### SUPPLIED MATERIAL
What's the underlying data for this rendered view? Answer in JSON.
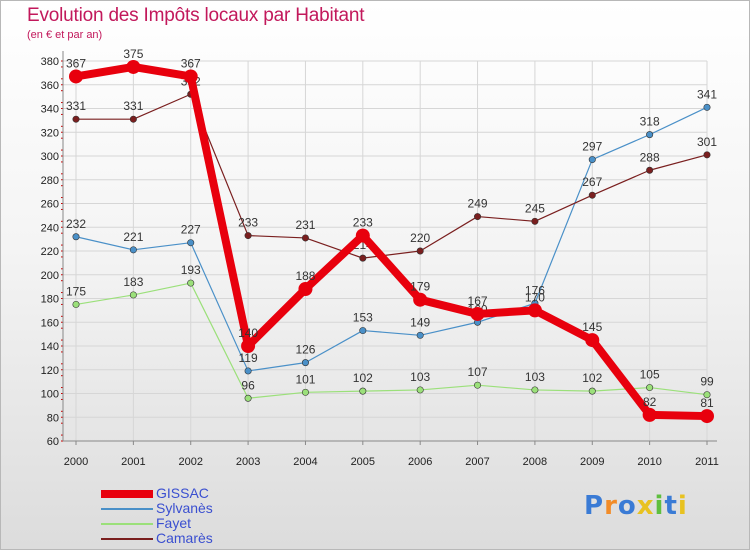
{
  "title": "Evolution des Impôts locaux par Habitant",
  "subtitle": "(en € et par an)",
  "logo": {
    "text": "Proxiti",
    "letter_colors": [
      "#3a7bd5",
      "#f28c28",
      "#3a7bd5",
      "#e8c220",
      "#5fbf3f",
      "#3a7bd5",
      "#e8c220"
    ]
  },
  "chart_data": {
    "type": "line",
    "x": [
      "2000",
      "2001",
      "2002",
      "2003",
      "2004",
      "2005",
      "2006",
      "2007",
      "2008",
      "2009",
      "2010",
      "2011"
    ],
    "ylim": [
      60,
      380
    ],
    "yticks": [
      "60",
      "80",
      "100",
      "120",
      "140",
      "160",
      "180",
      "200",
      "220",
      "240",
      "260",
      "280",
      "300",
      "320",
      "340",
      "360",
      "380"
    ],
    "grid": true,
    "legend_position": "bottom-left",
    "series": [
      {
        "name": "GISSAC",
        "color": "#e8000d",
        "emphasis": true,
        "values": [
          367,
          375,
          367,
          140,
          188,
          233,
          179,
          167,
          170,
          145,
          82,
          81
        ]
      },
      {
        "name": "Sylvanès",
        "color": "#4a90c8",
        "values": [
          232,
          221,
          227,
          119,
          126,
          153,
          149,
          160,
          176,
          297,
          318,
          341
        ]
      },
      {
        "name": "Fayet",
        "color": "#9be07a",
        "values": [
          175,
          183,
          193,
          96,
          101,
          102,
          103,
          107,
          103,
          102,
          105,
          99
        ]
      },
      {
        "name": "Camarès",
        "color": "#7a1f1f",
        "values": [
          331,
          331,
          352,
          233,
          231,
          214,
          220,
          249,
          245,
          267,
          288,
          301
        ]
      }
    ]
  }
}
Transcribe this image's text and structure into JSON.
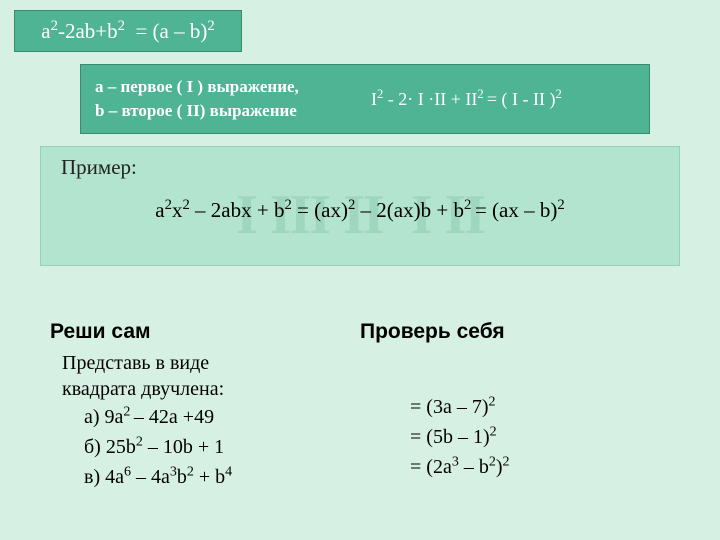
{
  "colors": {
    "page_bg": "#d7f0e4",
    "box_bg": "#4fb494",
    "box_border": "#3a8a6f",
    "example_bg": "#b2e4cf",
    "example_border": "#97d0b9",
    "watermark": "#9ed6be",
    "text_light": "#ffffff",
    "text_dark": "#222222"
  },
  "font": {
    "family": "Times New Roman",
    "title_family": "Arial",
    "formula_size_pt": 21,
    "def_size_pt": 17,
    "section_title_pt": 21,
    "body_pt": 20,
    "watermark_pt": 56
  },
  "formula_box": {
    "text_html": "a<sup>2</sup>-2ab+b<sup>2</sup>&nbsp; = (a – b)<sup>2</sup>"
  },
  "def_box": {
    "line1": "a – первое ( I ) выражение,",
    "line2": "b – второе ( II) выражение",
    "right_html": "I<sup>2</sup> - 2· I ·II + II<sup>2 </sup>= ( I - II )<sup>2</sup>"
  },
  "example": {
    "label": "Пример:",
    "formula_html": "a<sup>2</sup>x<sup>2</sup> – 2abx + b<sup>2</sup> = (ax)<sup>2</sup> – 2(ax)b + b<sup>2 </sup>= (ax – b)<sup>2</sup>",
    "watermarks": [
      "I",
      "I",
      "II",
      "II",
      "I",
      "II"
    ]
  },
  "solve": {
    "title": "Реши сам",
    "intro_line1": "Представь в виде",
    "intro_line2": "квадрата двучлена:",
    "items": [
      {
        "label_html": "а) 9a<sup>2 </sup>– 42a +49"
      },
      {
        "label_html": "б) 25b<sup>2</sup> – 10b + 1"
      },
      {
        "label_html": "в) 4a<sup>6</sup> – 4a<sup>3</sup>b<sup>2</sup> + b<sup>4</sup>"
      }
    ]
  },
  "check": {
    "title": "Проверь себя",
    "answers": [
      {
        "label_html": "= (3a – 7)<sup>2</sup>"
      },
      {
        "label_html": "= (5b – 1)<sup>2</sup>"
      },
      {
        "label_html": "= (2a<sup>3</sup> – b<sup>2</sup>)<sup>2</sup>"
      }
    ]
  }
}
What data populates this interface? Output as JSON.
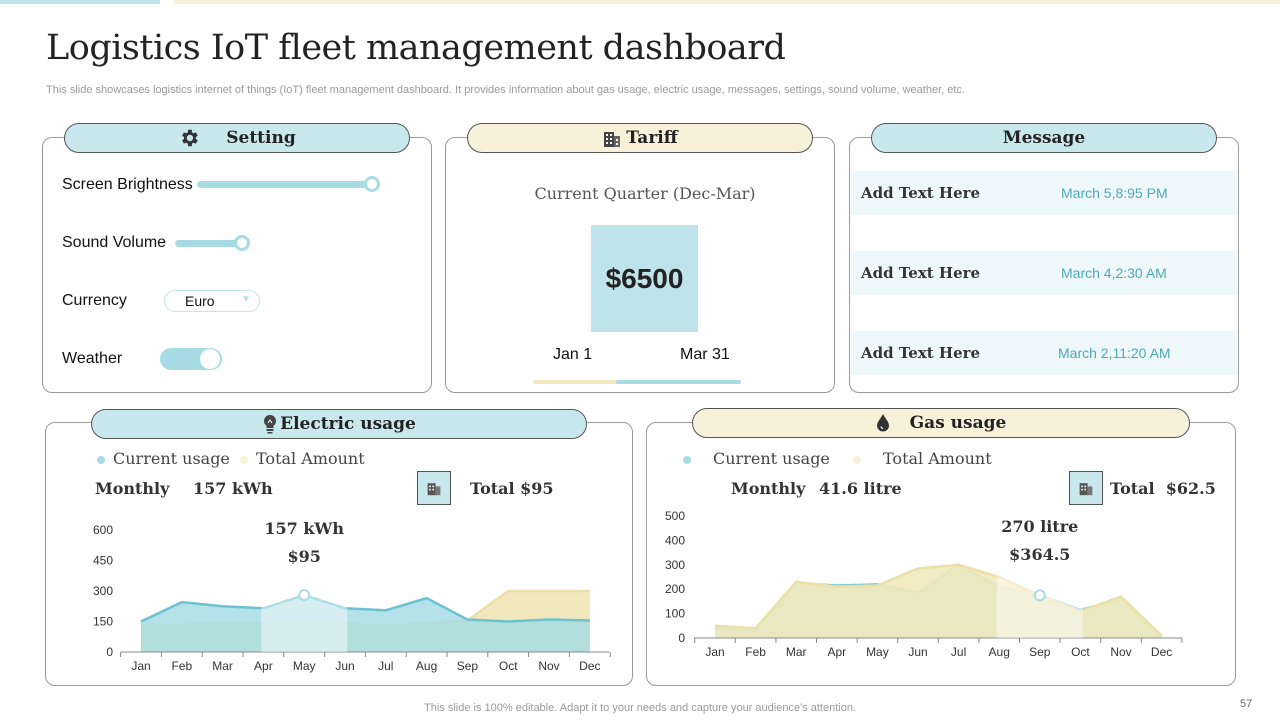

### SET PROBLEM
Exclude the pictures and transcribe all of the entries exactly.

### EXERCISE RESULT
What's the underlying data for this rendered view? Answer in JSON.
{
  "title": "Evolution des Impôts locaux par Habitant",
  "subtitle": "(en € et par an)",
  "logo": {
    "text": "Proxiti",
    "letter_colors": [
      "#3a7bd5",
      "#f28c28",
      "#3a7bd5",
      "#e8c220",
      "#5fbf3f",
      "#3a7bd5",
      "#e8c220"
    ]
  },
  "chart_data": {
    "type": "line",
    "x": [
      "2000",
      "2001",
      "2002",
      "2003",
      "2004",
      "2005",
      "2006",
      "2007",
      "2008",
      "2009",
      "2010",
      "2011"
    ],
    "ylim": [
      60,
      380
    ],
    "yticks": [
      "60",
      "80",
      "100",
      "120",
      "140",
      "160",
      "180",
      "200",
      "220",
      "240",
      "260",
      "280",
      "300",
      "320",
      "340",
      "360",
      "380"
    ],
    "grid": true,
    "legend_position": "bottom-left",
    "series": [
      {
        "name": "GISSAC",
        "color": "#e8000d",
        "emphasis": true,
        "values": [
          367,
          375,
          367,
          140,
          188,
          233,
          179,
          167,
          170,
          145,
          82,
          81
        ]
      },
      {
        "name": "Sylvanès",
        "color": "#4a90c8",
        "values": [
          232,
          221,
          227,
          119,
          126,
          153,
          149,
          160,
          176,
          297,
          318,
          341
        ]
      },
      {
        "name": "Fayet",
        "color": "#9be07a",
        "values": [
          175,
          183,
          193,
          96,
          101,
          102,
          103,
          107,
          103,
          102,
          105,
          99
        ]
      },
      {
        "name": "Camarès",
        "color": "#7a1f1f",
        "values": [
          331,
          331,
          352,
          233,
          231,
          214,
          220,
          249,
          245,
          267,
          288,
          301
        ]
      }
    ]
  }
}
Transcribe this image's text and structure into JSON.
{
  "colors": {
    "page_bg": "#d7f0e4",
    "box_bg": "#4fb494",
    "box_border": "#3a8a6f",
    "example_bg": "#b2e4cf",
    "example_border": "#97d0b9",
    "watermark": "#9ed6be",
    "text_light": "#ffffff",
    "text_dark": "#222222"
  },
  "font": {
    "family": "Times New Roman",
    "title_family": "Arial",
    "formula_size_pt": 21,
    "def_size_pt": 17,
    "section_title_pt": 21,
    "body_pt": 20,
    "watermark_pt": 56
  },
  "formula_box": {
    "text_html": "a<sup>2</sup>-2ab+b<sup>2</sup>&nbsp; = (a – b)<sup>2</sup>"
  },
  "def_box": {
    "line1": "a – первое ( I ) выражение,",
    "line2": "b – второе ( II) выражение",
    "right_html": "I<sup>2</sup> - 2· I ·II + II<sup>2 </sup>= ( I - II )<sup>2</sup>"
  },
  "example": {
    "label": "Пример:",
    "formula_html": "a<sup>2</sup>x<sup>2</sup> – 2abx + b<sup>2</sup> = (ax)<sup>2</sup> – 2(ax)b + b<sup>2 </sup>= (ax – b)<sup>2</sup>",
    "watermarks": [
      "I",
      "I",
      "II",
      "II",
      "I",
      "II"
    ]
  },
  "solve": {
    "title": "Реши сам",
    "intro_line1": "Представь в виде",
    "intro_line2": "квадрата двучлена:",
    "items": [
      {
        "label_html": "а) 9a<sup>2 </sup>– 42a +49"
      },
      {
        "label_html": "б) 25b<sup>2</sup> – 10b + 1"
      },
      {
        "label_html": "в) 4a<sup>6</sup> – 4a<sup>3</sup>b<sup>2</sup> + b<sup>4</sup>"
      }
    ]
  },
  "check": {
    "title": "Проверь себя",
    "answers": [
      {
        "label_html": "= (3a – 7)<sup>2</sup>"
      },
      {
        "label_html": "= (5b – 1)<sup>2</sup>"
      },
      {
        "label_html": "= (2a<sup>3</sup> – b<sup>2</sup>)<sup>2</sup>"
      }
    ]
  }
}
What data populates this interface? Output as JSON.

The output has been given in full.